(Dataset rows about figures)
◆ ◆ ◆ ◆ ◆
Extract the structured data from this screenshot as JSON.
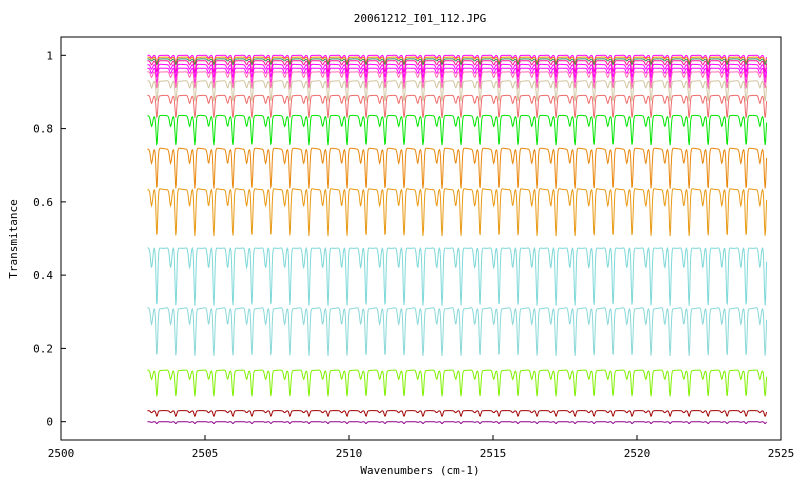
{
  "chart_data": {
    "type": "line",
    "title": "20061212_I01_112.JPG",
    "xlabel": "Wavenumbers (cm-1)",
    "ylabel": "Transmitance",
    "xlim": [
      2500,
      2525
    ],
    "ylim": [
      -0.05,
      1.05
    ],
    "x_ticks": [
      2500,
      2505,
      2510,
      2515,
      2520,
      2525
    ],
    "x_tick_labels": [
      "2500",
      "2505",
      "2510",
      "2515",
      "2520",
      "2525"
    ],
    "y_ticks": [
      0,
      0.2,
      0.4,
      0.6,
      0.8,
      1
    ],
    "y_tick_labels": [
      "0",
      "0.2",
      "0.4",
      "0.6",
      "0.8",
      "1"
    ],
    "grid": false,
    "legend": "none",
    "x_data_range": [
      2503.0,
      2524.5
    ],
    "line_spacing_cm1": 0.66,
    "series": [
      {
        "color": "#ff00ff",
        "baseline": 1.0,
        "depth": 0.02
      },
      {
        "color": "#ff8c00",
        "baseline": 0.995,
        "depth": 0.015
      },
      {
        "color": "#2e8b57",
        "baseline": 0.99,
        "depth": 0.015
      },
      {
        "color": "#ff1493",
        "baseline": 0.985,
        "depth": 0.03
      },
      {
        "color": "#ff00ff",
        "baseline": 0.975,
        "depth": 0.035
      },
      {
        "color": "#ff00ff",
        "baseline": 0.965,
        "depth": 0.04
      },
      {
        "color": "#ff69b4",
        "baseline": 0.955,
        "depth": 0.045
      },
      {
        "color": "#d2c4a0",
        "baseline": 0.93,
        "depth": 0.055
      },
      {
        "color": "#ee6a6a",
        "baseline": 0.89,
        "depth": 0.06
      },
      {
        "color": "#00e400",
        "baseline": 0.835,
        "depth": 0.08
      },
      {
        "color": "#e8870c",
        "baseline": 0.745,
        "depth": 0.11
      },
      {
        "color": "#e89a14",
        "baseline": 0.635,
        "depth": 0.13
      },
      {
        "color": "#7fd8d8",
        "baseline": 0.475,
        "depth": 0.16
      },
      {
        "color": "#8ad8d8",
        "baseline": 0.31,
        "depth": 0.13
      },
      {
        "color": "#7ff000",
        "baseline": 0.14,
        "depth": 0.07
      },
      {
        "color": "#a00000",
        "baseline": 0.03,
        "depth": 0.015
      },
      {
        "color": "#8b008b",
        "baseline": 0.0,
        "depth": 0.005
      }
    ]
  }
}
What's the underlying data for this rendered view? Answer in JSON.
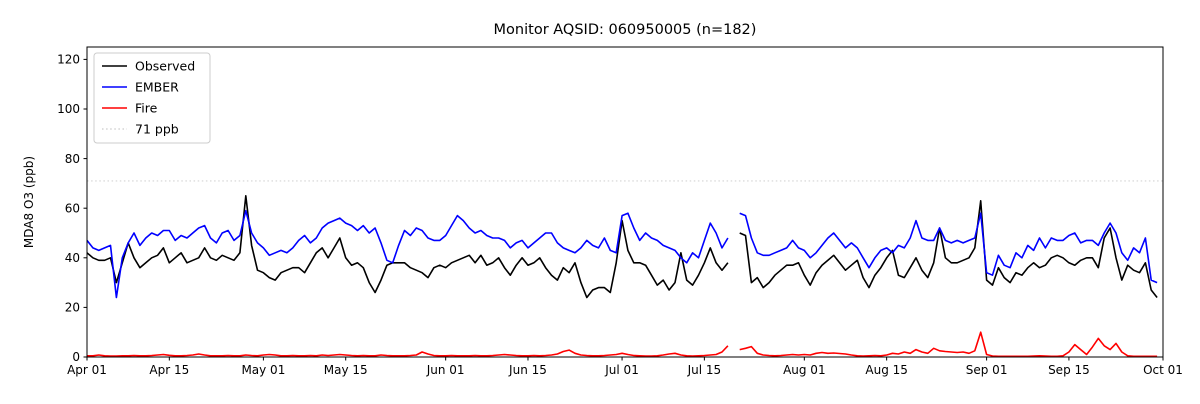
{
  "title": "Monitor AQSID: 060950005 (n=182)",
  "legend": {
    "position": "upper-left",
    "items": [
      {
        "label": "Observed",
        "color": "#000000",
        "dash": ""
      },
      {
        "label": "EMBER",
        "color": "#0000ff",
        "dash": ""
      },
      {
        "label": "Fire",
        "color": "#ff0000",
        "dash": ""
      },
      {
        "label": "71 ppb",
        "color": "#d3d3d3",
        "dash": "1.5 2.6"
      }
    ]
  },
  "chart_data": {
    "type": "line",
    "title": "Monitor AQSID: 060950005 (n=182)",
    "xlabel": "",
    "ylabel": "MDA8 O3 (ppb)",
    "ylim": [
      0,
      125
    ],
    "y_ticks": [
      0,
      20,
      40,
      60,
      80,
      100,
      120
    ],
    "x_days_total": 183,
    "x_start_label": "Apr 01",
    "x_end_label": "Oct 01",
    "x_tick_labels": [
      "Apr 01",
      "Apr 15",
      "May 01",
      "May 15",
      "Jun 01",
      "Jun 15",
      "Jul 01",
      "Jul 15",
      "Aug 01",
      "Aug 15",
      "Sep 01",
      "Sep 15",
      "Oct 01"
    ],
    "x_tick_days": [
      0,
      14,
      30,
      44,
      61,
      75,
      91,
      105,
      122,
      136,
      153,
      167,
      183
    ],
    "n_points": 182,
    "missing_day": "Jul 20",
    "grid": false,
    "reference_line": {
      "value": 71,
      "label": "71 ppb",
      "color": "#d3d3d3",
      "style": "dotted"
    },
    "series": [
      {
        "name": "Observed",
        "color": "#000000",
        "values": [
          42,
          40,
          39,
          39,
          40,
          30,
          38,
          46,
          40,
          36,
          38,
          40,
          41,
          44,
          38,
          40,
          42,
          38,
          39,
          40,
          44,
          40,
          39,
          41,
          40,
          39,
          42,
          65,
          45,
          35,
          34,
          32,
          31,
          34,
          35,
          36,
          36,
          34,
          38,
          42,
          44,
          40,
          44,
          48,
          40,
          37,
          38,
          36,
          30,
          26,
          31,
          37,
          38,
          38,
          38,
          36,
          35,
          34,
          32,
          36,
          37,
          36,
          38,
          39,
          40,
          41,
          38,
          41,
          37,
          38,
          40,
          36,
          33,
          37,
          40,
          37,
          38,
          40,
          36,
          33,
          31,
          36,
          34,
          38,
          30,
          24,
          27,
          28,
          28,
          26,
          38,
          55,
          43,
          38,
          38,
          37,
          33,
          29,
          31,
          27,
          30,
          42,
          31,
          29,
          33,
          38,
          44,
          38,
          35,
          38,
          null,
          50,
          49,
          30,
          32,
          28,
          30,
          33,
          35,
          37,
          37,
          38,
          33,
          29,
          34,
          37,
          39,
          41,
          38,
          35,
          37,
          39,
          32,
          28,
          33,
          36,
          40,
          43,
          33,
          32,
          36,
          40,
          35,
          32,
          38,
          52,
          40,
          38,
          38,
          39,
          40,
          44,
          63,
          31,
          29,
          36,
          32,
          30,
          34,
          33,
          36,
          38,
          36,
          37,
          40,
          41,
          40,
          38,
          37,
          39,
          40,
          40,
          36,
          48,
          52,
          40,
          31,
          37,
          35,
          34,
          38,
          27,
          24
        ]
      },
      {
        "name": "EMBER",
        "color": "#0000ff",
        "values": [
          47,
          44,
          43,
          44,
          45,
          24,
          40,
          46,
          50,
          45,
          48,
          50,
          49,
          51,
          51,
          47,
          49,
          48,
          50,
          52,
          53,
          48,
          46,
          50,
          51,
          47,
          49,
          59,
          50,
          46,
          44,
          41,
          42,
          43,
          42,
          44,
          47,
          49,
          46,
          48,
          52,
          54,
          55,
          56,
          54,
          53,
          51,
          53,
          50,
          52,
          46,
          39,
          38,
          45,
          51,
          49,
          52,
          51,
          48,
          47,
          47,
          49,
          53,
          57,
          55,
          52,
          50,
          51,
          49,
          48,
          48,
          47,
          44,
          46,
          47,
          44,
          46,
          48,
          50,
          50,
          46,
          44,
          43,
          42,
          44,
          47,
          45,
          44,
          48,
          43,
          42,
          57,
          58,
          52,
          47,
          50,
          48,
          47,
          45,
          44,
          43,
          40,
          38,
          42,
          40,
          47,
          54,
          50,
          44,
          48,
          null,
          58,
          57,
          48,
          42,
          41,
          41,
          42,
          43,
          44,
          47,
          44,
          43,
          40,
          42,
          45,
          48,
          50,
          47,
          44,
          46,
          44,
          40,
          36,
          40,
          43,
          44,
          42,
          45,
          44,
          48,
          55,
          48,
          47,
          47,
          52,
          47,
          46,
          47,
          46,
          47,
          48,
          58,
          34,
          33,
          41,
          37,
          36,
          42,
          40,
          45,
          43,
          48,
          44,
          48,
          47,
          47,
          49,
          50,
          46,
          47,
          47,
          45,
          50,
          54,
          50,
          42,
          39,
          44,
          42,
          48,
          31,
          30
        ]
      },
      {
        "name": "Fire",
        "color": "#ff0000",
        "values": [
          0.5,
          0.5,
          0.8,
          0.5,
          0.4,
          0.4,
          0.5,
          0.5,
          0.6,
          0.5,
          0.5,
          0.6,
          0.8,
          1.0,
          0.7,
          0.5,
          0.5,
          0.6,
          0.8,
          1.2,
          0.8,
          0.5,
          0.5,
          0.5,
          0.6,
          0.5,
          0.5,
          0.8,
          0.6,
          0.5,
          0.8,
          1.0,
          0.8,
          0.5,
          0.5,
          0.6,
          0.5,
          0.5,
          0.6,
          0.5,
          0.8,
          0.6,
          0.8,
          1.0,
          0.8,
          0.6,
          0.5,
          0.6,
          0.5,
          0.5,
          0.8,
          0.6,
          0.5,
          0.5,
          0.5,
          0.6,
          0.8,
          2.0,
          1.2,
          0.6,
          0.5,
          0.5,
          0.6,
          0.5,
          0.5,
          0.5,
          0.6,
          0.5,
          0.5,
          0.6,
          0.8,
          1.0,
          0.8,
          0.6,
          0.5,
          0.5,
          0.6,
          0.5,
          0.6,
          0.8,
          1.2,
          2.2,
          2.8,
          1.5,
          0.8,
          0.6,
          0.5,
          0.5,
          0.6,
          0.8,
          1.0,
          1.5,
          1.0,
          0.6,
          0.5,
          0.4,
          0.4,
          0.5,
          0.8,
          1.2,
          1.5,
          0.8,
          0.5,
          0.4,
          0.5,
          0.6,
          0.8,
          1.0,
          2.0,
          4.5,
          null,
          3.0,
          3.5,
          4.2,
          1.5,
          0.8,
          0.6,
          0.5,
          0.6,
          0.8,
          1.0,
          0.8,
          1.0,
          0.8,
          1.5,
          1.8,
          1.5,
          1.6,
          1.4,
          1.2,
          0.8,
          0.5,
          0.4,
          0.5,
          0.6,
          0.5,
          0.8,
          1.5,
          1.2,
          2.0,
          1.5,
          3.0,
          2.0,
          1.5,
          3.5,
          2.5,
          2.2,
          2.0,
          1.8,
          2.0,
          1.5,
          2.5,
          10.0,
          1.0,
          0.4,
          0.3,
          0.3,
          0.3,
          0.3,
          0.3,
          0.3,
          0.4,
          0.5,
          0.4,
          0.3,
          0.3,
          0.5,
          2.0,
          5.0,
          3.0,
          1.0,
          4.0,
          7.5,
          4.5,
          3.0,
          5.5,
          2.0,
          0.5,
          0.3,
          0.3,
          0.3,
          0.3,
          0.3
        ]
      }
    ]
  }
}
◆ ◆ ◆ ◆ ◆
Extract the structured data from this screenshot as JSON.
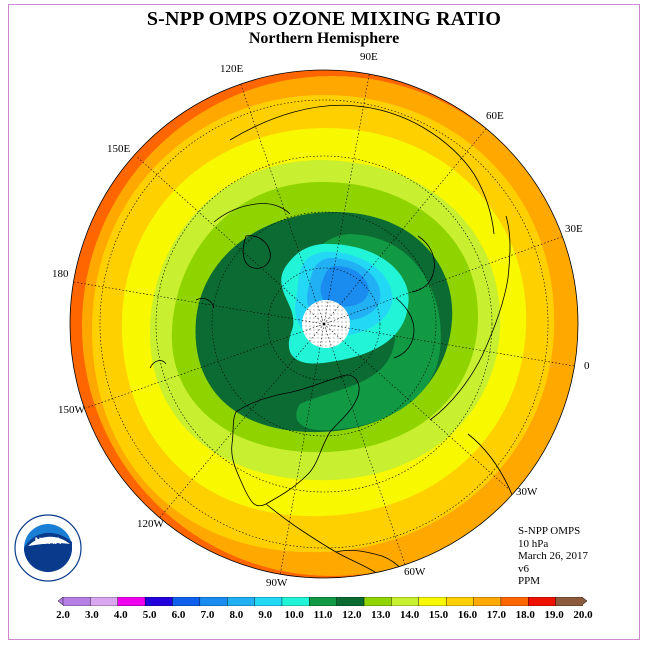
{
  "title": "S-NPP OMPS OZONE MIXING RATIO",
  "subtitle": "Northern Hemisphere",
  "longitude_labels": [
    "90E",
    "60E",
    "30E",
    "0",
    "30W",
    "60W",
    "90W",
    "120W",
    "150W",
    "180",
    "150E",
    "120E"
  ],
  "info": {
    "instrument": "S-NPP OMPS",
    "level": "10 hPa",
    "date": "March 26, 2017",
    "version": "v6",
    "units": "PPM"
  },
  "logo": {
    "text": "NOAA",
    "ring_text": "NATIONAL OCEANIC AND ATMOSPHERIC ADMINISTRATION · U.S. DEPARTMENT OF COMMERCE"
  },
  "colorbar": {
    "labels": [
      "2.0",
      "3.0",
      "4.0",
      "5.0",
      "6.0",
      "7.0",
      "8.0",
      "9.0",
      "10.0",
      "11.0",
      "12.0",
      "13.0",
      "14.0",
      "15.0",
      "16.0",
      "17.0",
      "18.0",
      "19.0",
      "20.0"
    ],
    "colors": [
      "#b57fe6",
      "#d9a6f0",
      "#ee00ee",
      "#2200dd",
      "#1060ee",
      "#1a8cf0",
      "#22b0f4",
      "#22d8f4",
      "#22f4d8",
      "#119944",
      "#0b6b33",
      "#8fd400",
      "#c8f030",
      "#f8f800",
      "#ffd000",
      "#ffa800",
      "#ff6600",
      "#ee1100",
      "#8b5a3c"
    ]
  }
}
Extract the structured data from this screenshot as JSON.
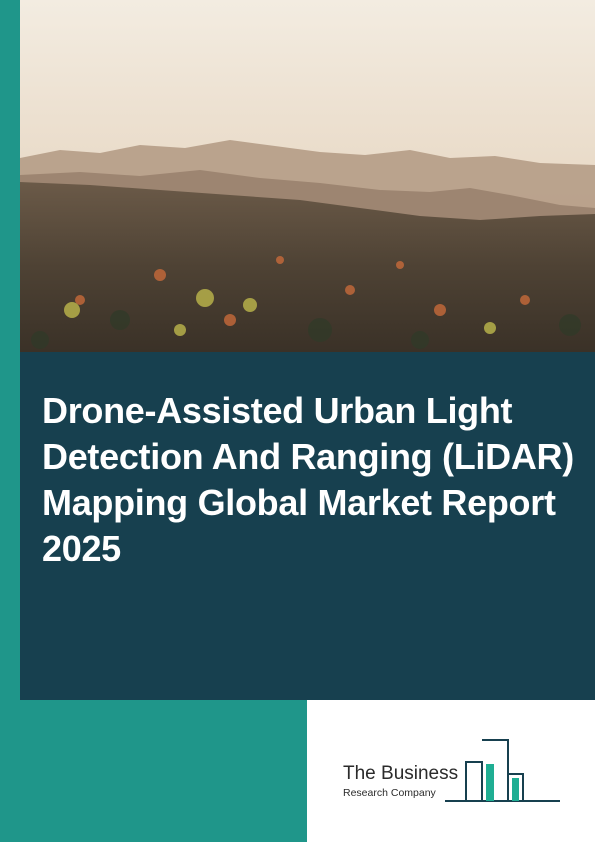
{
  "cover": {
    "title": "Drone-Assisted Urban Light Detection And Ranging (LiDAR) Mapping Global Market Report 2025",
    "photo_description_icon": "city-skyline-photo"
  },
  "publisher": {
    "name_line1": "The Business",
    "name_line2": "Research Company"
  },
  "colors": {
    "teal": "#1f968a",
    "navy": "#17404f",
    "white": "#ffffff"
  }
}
◆ ◆ ◆ ◆ ◆
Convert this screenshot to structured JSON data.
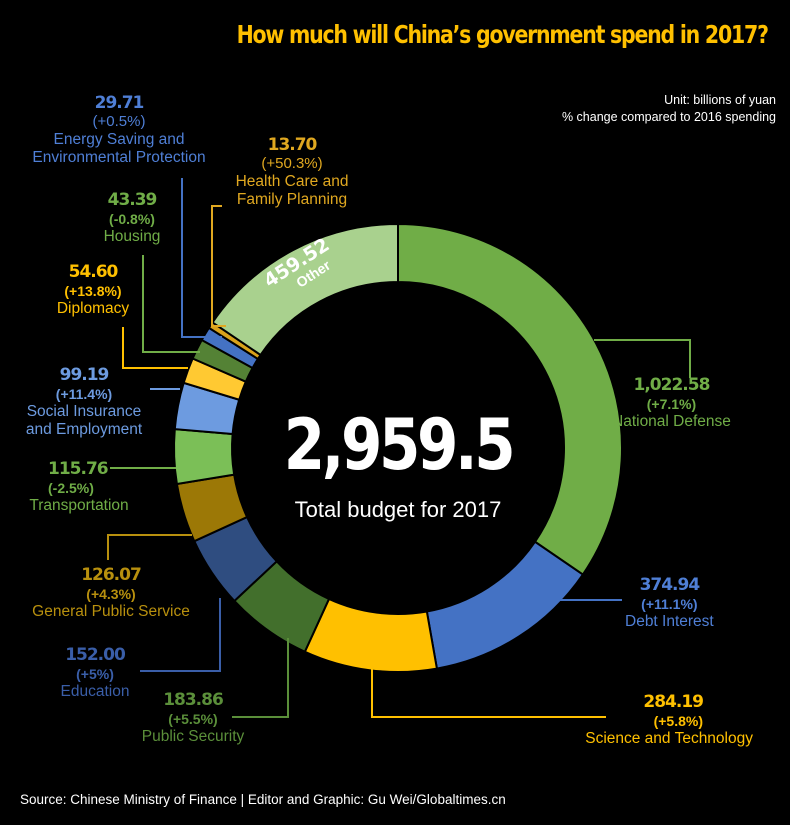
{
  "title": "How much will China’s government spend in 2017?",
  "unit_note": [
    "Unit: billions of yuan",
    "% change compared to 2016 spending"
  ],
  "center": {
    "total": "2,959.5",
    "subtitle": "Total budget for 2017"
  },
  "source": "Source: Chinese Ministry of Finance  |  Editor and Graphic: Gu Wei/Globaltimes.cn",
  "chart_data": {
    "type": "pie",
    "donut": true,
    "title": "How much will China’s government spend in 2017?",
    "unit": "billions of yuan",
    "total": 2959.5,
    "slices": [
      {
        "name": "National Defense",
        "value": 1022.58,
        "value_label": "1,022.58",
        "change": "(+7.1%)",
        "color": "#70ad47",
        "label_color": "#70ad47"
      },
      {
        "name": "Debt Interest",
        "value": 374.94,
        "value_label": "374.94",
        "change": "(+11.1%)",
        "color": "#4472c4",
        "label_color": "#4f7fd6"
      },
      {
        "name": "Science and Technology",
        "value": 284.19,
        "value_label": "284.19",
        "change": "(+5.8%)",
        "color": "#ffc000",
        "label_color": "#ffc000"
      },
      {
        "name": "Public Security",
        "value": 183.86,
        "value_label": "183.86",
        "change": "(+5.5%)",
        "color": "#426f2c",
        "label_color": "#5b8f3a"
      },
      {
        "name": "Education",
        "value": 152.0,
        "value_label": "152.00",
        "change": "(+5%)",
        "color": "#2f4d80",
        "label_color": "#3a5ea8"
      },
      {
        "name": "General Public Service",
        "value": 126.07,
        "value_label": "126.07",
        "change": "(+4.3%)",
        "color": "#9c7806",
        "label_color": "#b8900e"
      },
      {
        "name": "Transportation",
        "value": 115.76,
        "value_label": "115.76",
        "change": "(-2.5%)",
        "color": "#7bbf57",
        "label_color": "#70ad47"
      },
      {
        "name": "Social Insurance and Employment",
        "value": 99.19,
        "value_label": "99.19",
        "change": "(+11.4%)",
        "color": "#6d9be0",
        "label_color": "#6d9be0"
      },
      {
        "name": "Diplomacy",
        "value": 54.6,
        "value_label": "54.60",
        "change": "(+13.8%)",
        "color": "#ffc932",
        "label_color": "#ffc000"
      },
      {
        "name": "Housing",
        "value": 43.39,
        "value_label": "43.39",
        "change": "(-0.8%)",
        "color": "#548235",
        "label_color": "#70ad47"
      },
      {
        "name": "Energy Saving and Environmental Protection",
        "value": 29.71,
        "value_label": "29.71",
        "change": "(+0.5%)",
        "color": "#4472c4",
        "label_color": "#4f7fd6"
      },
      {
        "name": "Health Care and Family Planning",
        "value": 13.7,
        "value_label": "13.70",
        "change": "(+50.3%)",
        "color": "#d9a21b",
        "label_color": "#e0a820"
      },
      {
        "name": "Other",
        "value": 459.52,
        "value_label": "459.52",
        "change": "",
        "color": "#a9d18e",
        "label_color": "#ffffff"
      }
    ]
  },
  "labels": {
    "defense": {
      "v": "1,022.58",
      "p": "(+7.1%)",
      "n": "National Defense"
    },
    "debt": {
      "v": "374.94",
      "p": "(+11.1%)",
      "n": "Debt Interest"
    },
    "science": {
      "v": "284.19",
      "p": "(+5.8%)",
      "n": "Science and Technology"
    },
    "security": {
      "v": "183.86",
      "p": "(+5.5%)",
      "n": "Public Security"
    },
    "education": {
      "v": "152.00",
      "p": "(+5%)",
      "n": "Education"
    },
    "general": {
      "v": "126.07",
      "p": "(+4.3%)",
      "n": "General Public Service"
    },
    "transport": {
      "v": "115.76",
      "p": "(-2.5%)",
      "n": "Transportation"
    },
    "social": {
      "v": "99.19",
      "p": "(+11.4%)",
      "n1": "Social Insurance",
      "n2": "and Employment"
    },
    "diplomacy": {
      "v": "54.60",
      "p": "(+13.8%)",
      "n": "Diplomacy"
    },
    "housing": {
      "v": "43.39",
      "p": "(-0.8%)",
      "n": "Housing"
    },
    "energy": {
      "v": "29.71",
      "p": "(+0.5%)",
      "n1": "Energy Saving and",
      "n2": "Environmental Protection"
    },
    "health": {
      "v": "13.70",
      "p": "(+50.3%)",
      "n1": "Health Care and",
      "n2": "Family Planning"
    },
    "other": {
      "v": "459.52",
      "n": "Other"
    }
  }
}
◆ ◆ ◆ ◆ ◆
### Task instructions
Show the lines of the material that contain the word "Planning".

### Right answer
        "name": "Health Care and Family Planning",
      "n2": "Family Planning"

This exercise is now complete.